Makale:
Leylek köyü doğaya da çiftçiye de umut oldu
Uluabat Gölü çevresinde gerçekleştirdikleri farkındalık çalışmaları ile öne çıkan Prof. Dr. İsmet Arıcı ve eşi Fransizka Arıcı, baharla birlikte göçten gelen leylekleri yeniden takibe aldı.
Uluabat Gölü çevresinde gerçekleştirdikleri farkındalık
çalışmaları ile öne çıkan Prof. Dr. İsmet Arıcı ve eşi Fransizka
Arıcı, baharla birlikte göçten gelen leylekleri yeniden takibe
aldı.
Düzenli olarak yaptıkları kontrollerde, Uluabat çevresinde bulunan
16 yerleşim biriminde leylekleri ve yuvalarını tek tek kontrol eden
Arıcı ailesi, "Leylek köyünde sayı tam, eksiğimiz yok.
Aksine, gözlemlediğimiz 1-2 yuvadaki hareketlilikle bağlantılı
olarak, yuvalayan leylek sayısının da artacağını
düşünüyoruz" dedi.
Avrupa Leylek Köyleri Ağına üye ülkeler arasında Türkiye'yi temsil
eden Eskikaraağaç, geliştirilen turizm, ekonomi ve çevre bilinci
projeleri ile Türkiye'ye model oluyor. Karacabey Belediyesi ile
birlikte geliştirilen ve Avrupa'dan alınan fon desteğiyle, yerli
ırklarla ve doğal yöntemlerle kullanılamayan meraların verimli hale
getirilmesi projesi de meyvelerini vermeye başladı.
Leyleklerin anne ve babası olarak anılan ve hayatlarını adeta bu
kuşlara adayan Fransizka ve İsmet Arıcı Çifti, yaptıkları gözlemde
leyleklerin güncel durumunu not etti. Bu kontrolleri Uluabat'ın
çevresindeki tüm mahallelerde yuvaları tek tek kontrol ederek
gerçekleştiren Arıcı ailesi, kuşlara etken olabilecek unsurları da
not alarak tedbirler alınmasını sağlıyor.
"ARTIŞ OLMASINI BEKLİYORUZ"
Fransizka Arıcı yaptığı açıklamada, "Basında çıkan
leyleklerin azaldığı yönündeki haberin ardından, leylek yuvalarını
özellikle kontrol etmeye geldim. Ülkemizde mayıs ortasına kadar göç
devam ediyor. Bugünün durumuna göre geçen yıl ile aynı sayıda
yuvamız aktif. Bütün yuvalarda 1 leylek kuluçkada yatıyor. 1 yuvada
ise yeni hareketlilik var. Yani köyde misafir ettiğimiz leylek
sayısında azalma yerine artış olma ihtimali yüksek"
şeklinde konuştu.
Bu yıl leylek sayısında azalma değil artış olmasını beklediklerini
dile getiren Arıcı ailesi, bunda da Karacabey Belediyesi Leylek
Master Planı çerçevesinde hazırladıkları ve Euronatur tarafından
desteklenen projenin büyük etkisi olduğunu düşünüyor.

Liste:
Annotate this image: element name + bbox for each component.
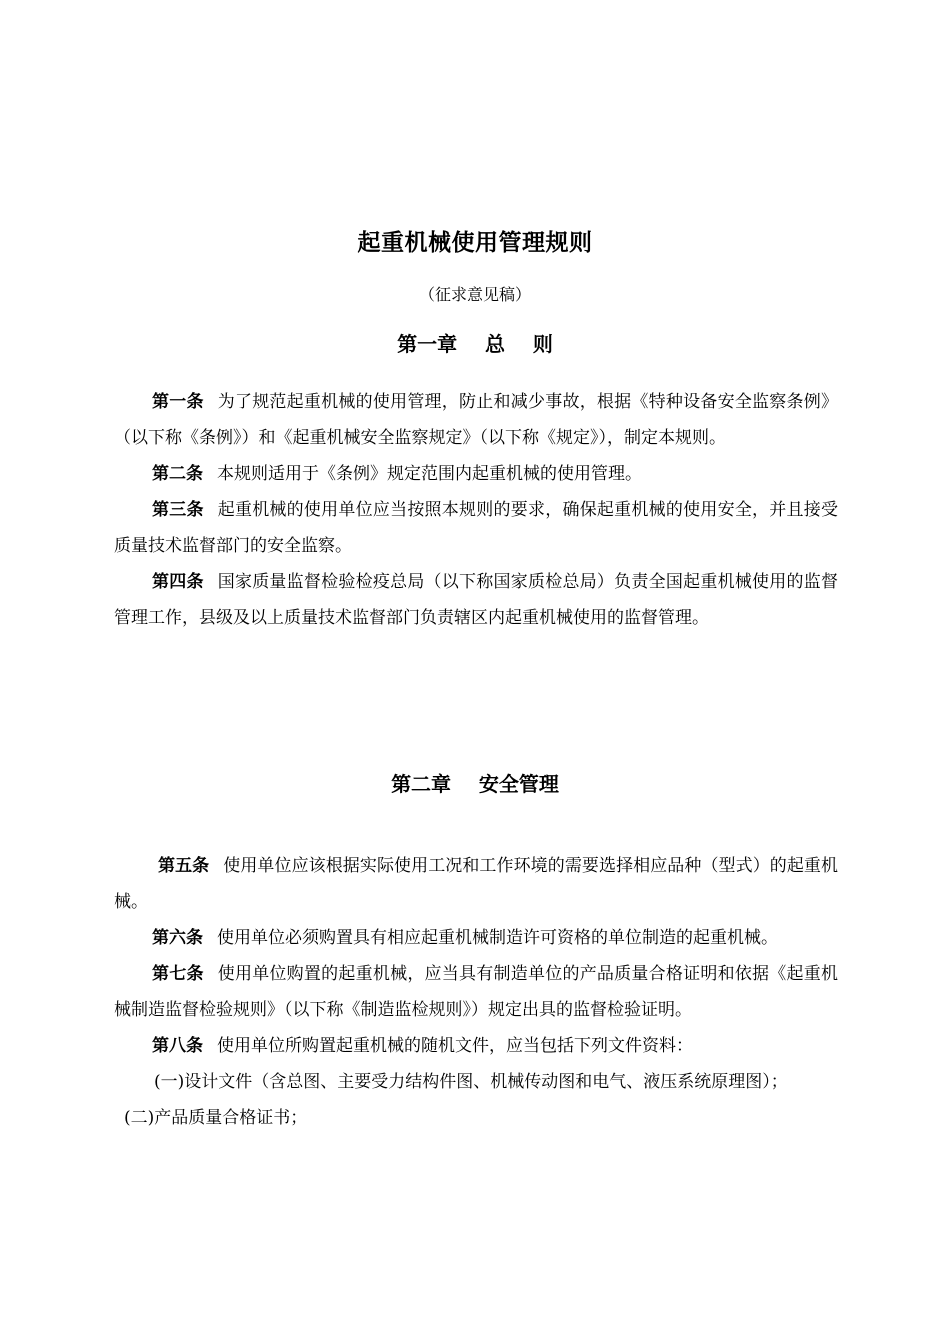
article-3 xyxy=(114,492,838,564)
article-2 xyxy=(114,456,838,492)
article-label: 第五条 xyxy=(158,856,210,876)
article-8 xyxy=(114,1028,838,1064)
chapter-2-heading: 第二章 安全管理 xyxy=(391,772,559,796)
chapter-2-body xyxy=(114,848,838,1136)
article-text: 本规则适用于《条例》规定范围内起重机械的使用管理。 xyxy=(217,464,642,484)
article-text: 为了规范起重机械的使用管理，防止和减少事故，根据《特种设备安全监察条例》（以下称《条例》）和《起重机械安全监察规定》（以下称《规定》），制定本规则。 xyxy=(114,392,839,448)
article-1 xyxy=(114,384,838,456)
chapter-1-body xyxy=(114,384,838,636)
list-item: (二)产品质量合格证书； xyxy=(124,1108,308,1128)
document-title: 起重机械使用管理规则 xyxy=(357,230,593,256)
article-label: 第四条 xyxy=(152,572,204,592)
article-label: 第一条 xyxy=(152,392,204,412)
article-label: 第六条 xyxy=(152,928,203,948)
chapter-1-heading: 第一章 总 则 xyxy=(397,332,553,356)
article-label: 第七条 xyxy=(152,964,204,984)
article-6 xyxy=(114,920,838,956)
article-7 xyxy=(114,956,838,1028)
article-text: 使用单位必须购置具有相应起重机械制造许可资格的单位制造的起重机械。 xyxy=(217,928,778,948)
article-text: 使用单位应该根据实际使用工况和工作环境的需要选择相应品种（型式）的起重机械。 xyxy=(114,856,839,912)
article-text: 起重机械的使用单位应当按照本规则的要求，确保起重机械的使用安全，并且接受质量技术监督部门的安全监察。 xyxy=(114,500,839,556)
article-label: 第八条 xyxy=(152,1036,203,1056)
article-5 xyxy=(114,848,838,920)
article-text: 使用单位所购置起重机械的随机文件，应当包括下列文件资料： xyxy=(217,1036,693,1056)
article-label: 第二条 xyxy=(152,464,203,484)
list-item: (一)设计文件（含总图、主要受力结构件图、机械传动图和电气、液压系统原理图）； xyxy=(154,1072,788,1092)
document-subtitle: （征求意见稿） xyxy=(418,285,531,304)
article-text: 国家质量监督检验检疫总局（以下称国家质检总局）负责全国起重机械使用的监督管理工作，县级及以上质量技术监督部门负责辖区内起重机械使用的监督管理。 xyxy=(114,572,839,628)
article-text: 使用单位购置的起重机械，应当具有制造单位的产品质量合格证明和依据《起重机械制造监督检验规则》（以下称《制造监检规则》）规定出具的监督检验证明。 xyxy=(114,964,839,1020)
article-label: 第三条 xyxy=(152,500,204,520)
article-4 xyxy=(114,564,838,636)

...

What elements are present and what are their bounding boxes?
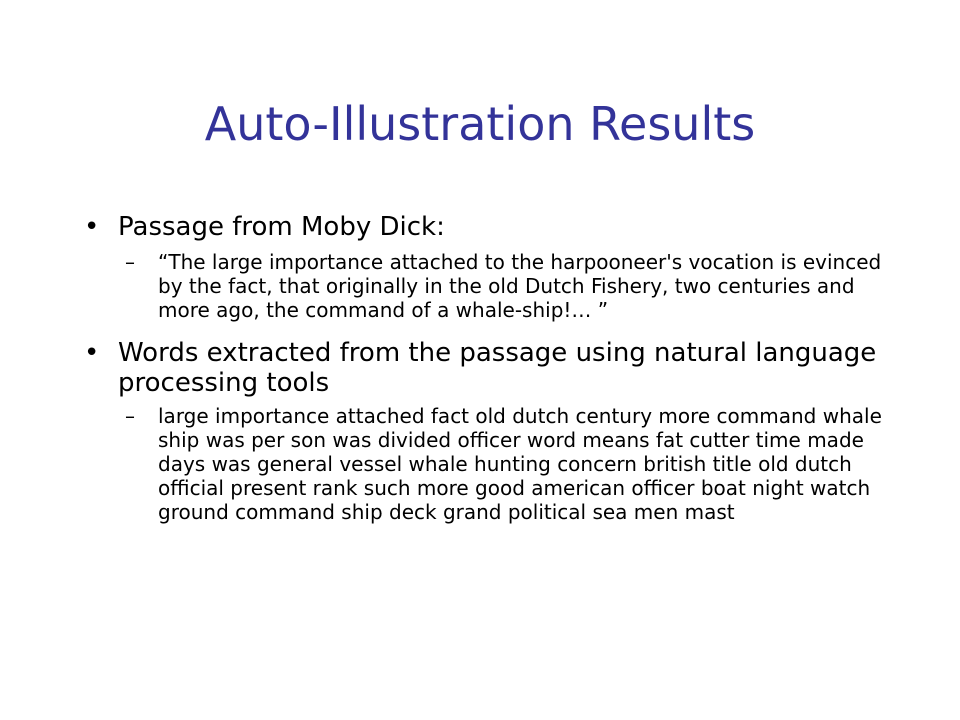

Alıştırma: Leylek haberinde "Leylek köyü doğaya" sözleriyle başlayıp "tam, eksiğimiz yok." sözlerine kadar süren kısmı hiç değiştirmeden yeniden yazın.

Yanıt:
Leylek köyü doğaya da çiftçiye de umut oldu
Uluabat Gölü çevresinde gerçekleştirdikleri farkındalık çalışmaları ile öne çıkan Prof. Dr. İsmet Arıcı ve eşi Fransizka Arıcı, baharla birlikte göçten gelen leylekleri yeniden takibe aldı.
Uluabat Gölü çevresinde gerçekleştirdikleri farkındalık
çalışmaları ile öne çıkan Prof. Dr. İsmet Arıcı ve eşi Fransizka
Arıcı, baharla birlikte göçten gelen leylekleri yeniden takibe
aldı.
Düzenli olarak yaptıkları kontrollerde, Uluabat çevresinde bulunan
16 yerleşim biriminde leylekleri ve yuvalarını tek tek kontrol eden
Arıcı ailesi, "Leylek köyünde sayı tam, eksiğimiz yok.